### [Do this]
Your answer should be a single number: the count of lines that include "Sequential".
▽
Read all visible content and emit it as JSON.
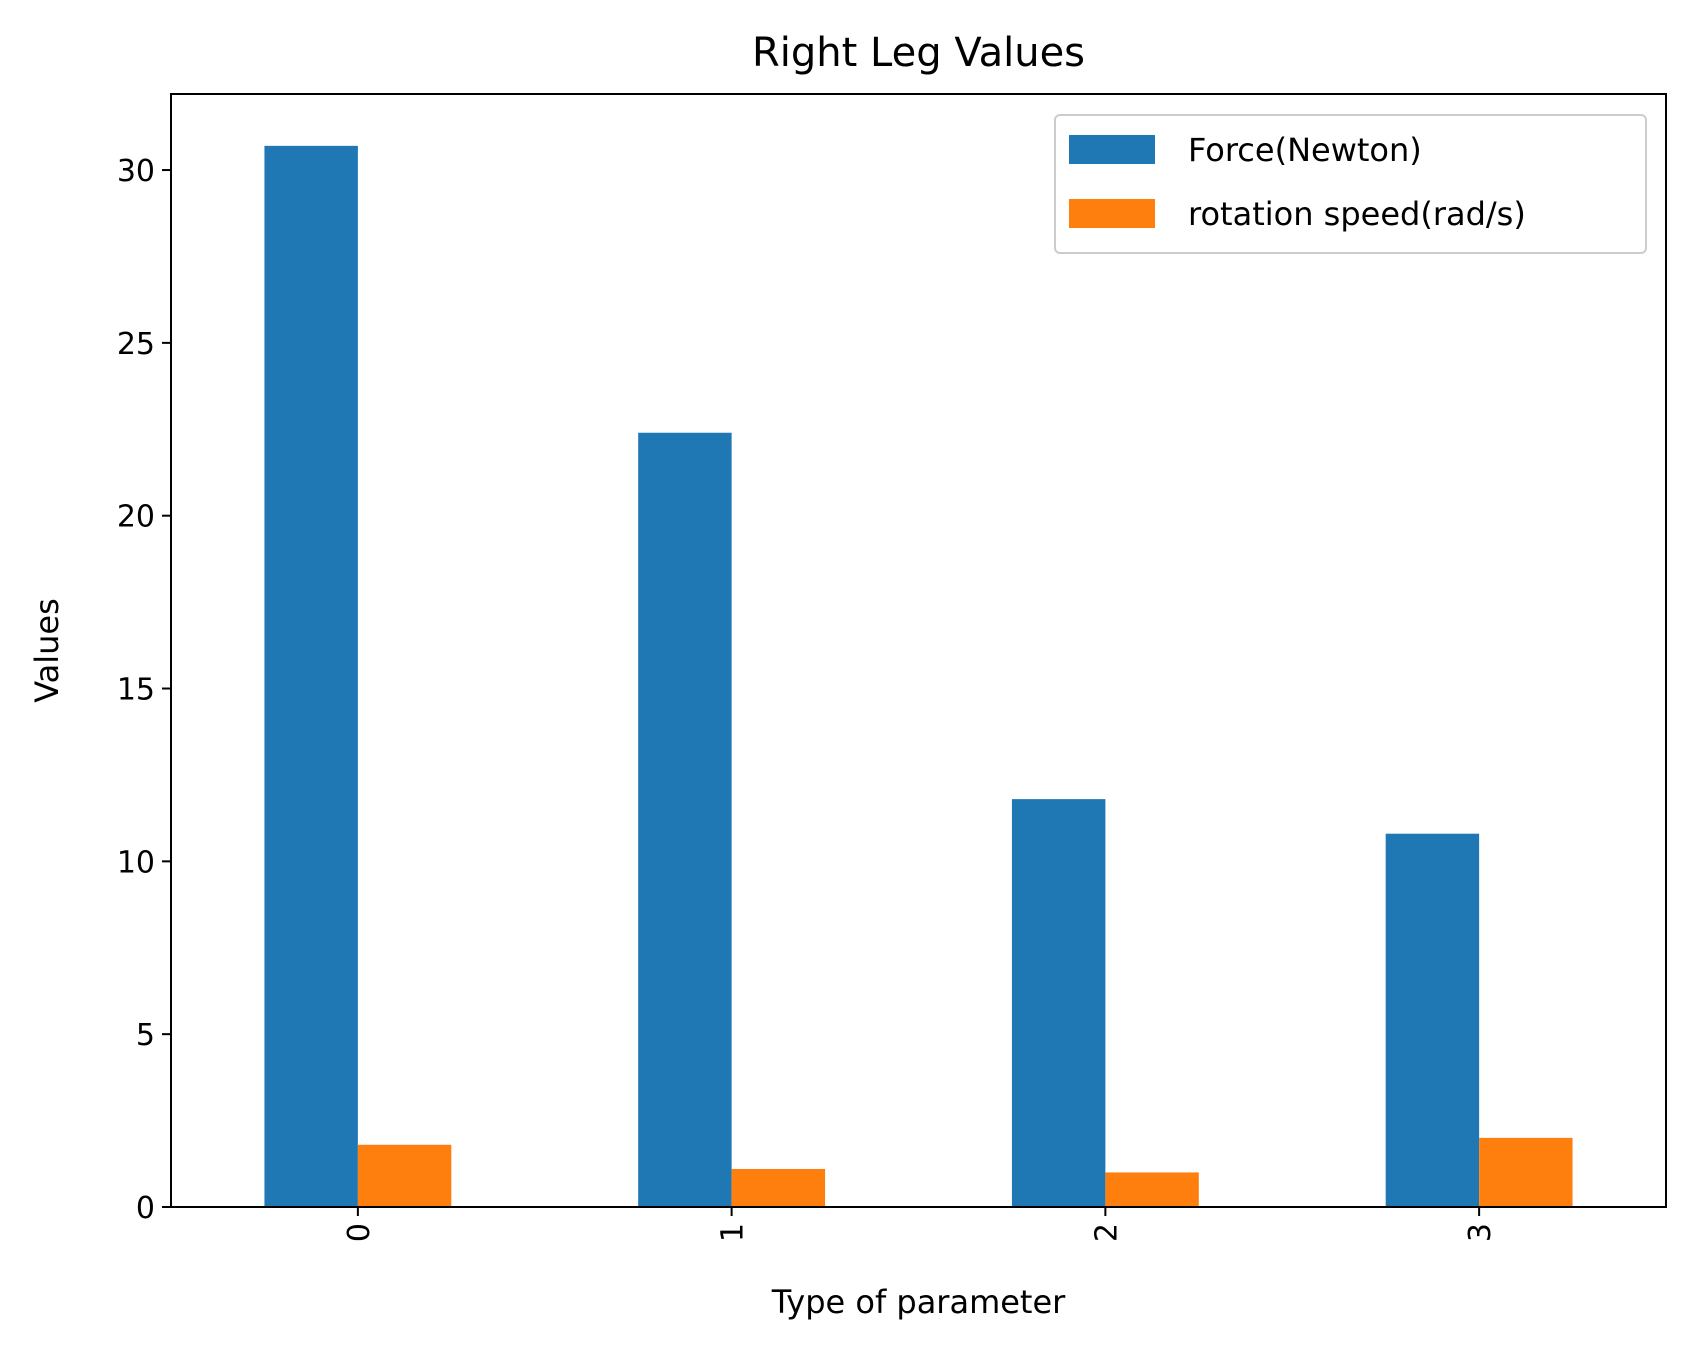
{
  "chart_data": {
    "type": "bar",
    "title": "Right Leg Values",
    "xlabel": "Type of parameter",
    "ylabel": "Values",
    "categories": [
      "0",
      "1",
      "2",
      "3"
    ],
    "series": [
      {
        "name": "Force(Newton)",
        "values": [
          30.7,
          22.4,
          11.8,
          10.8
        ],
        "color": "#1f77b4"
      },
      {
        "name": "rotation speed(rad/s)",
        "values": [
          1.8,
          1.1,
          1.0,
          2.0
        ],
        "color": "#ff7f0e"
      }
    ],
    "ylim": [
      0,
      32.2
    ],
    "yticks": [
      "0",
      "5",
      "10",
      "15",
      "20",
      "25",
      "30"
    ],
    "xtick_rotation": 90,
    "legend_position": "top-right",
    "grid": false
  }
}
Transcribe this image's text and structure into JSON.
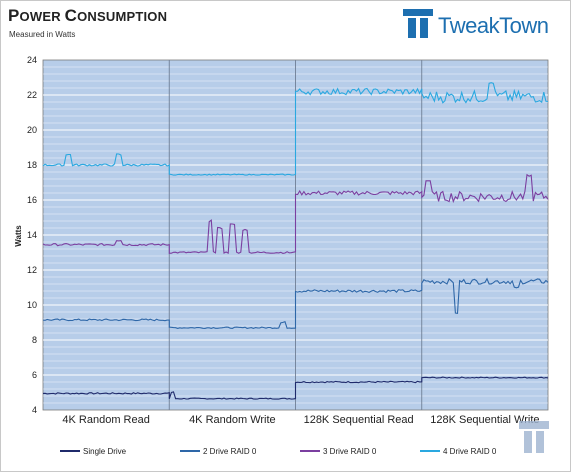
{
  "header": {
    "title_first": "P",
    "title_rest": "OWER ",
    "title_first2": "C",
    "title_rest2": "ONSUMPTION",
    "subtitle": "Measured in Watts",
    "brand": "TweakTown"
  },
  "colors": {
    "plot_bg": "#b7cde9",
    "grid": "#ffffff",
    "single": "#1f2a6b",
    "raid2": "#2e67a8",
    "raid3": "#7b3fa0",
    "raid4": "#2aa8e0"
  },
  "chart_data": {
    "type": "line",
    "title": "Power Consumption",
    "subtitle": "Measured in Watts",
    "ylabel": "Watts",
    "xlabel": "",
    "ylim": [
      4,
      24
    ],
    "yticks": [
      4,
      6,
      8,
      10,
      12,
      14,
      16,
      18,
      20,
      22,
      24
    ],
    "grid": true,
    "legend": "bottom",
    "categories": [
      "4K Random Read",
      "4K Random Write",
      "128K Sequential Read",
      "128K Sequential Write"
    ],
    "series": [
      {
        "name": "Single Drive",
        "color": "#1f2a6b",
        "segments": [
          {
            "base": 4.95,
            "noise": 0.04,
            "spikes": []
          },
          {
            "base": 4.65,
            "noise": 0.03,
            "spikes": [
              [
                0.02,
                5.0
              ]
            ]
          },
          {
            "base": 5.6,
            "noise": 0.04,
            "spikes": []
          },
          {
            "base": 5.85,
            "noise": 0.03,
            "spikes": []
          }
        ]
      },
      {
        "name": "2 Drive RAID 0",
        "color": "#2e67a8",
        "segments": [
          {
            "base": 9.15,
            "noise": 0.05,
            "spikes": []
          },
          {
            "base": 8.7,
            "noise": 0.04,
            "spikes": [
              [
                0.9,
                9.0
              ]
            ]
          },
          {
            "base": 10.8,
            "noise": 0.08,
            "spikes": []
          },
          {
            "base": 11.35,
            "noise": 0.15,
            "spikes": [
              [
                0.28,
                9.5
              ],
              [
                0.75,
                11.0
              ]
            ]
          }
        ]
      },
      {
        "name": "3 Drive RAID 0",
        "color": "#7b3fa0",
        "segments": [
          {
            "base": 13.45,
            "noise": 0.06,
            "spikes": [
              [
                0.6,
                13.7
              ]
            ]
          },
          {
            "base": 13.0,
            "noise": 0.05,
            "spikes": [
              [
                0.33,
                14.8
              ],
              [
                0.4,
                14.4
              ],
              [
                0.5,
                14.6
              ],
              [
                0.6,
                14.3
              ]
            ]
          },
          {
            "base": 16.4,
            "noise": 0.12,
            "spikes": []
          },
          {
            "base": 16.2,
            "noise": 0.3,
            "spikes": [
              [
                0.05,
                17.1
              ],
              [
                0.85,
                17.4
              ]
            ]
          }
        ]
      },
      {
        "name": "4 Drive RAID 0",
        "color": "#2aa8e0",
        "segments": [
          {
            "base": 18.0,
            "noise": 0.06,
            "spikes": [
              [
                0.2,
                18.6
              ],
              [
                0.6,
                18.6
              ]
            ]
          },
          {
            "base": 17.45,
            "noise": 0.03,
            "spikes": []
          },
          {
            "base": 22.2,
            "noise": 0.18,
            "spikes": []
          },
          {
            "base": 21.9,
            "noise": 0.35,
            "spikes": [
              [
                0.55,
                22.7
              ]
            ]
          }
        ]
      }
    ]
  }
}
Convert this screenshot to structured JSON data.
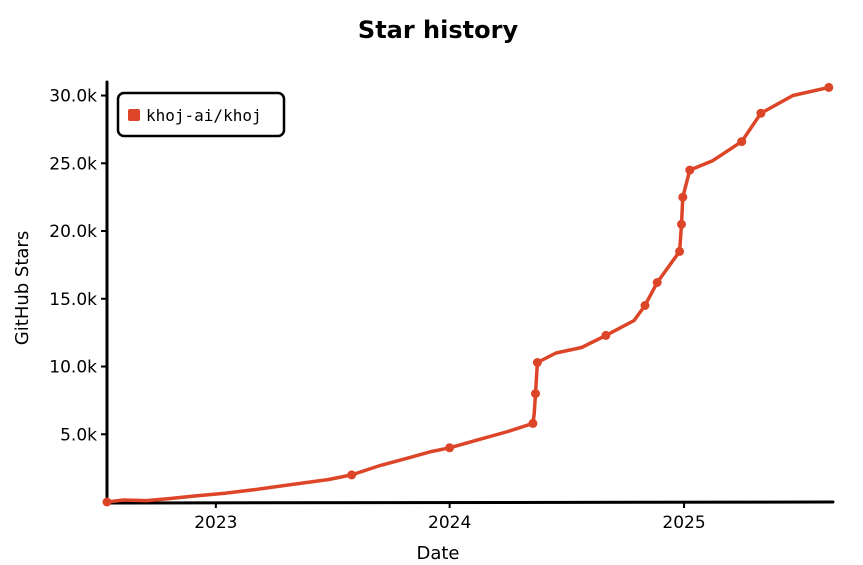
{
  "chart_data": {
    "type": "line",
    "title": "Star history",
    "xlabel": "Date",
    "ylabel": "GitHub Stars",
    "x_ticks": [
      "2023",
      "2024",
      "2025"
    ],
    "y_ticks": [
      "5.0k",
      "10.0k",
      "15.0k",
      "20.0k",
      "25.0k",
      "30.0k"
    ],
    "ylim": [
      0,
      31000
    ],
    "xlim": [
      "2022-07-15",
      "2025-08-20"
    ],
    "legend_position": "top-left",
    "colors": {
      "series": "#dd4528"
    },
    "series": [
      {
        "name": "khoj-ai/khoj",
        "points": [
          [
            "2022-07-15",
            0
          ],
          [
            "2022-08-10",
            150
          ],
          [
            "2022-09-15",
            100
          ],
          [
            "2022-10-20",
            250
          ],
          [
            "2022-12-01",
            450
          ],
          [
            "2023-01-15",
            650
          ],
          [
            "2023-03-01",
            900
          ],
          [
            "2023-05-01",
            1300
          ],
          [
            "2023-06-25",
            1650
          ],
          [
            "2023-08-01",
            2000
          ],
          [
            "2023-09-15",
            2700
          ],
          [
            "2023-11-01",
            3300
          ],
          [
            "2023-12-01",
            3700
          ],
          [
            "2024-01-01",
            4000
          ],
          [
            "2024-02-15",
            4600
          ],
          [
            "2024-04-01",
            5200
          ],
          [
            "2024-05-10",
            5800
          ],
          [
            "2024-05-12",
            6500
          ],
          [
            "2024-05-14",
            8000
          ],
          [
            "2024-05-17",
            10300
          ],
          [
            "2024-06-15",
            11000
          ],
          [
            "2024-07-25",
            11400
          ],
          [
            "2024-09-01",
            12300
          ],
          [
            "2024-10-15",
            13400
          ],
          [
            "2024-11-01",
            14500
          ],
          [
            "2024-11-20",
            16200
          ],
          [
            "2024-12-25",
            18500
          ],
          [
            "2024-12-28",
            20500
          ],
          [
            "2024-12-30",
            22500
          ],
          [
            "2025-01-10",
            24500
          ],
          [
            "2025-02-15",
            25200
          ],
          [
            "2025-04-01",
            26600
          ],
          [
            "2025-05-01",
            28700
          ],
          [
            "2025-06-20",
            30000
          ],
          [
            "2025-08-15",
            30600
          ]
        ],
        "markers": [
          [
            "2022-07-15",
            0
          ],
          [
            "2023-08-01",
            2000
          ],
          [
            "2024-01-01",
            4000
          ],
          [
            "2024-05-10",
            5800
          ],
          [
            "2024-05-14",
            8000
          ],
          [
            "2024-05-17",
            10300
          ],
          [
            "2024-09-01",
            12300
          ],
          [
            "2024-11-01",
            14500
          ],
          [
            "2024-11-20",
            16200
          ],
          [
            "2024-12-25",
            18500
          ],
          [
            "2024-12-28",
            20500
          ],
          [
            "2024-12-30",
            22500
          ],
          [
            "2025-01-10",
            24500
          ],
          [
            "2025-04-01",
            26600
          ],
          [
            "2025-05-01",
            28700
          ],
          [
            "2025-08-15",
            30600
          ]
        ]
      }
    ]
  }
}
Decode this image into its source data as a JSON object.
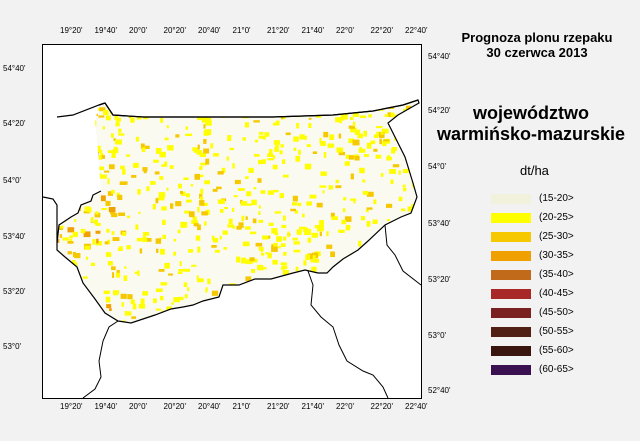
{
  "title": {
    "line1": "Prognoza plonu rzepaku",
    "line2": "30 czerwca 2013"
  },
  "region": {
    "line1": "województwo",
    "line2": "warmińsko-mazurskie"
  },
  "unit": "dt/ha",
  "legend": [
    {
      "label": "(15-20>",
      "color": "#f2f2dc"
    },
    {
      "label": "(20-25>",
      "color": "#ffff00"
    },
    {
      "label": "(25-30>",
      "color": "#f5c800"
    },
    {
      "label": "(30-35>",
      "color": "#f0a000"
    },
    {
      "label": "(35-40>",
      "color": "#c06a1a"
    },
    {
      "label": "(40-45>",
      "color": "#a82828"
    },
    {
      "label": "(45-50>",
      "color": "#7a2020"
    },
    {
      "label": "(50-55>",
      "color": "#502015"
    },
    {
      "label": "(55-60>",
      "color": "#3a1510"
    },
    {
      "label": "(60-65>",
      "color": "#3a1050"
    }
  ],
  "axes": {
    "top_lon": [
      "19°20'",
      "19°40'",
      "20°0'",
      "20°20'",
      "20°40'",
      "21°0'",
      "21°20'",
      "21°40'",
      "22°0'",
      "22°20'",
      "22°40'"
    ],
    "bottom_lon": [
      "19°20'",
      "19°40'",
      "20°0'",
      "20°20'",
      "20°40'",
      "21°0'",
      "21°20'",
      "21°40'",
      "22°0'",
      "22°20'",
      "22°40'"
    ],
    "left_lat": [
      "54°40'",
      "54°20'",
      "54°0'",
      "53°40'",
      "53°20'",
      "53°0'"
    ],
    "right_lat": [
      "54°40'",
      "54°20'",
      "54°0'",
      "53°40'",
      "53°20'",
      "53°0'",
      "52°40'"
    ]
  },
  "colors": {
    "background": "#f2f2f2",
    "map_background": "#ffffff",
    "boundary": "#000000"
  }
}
△
### [Complete response]
2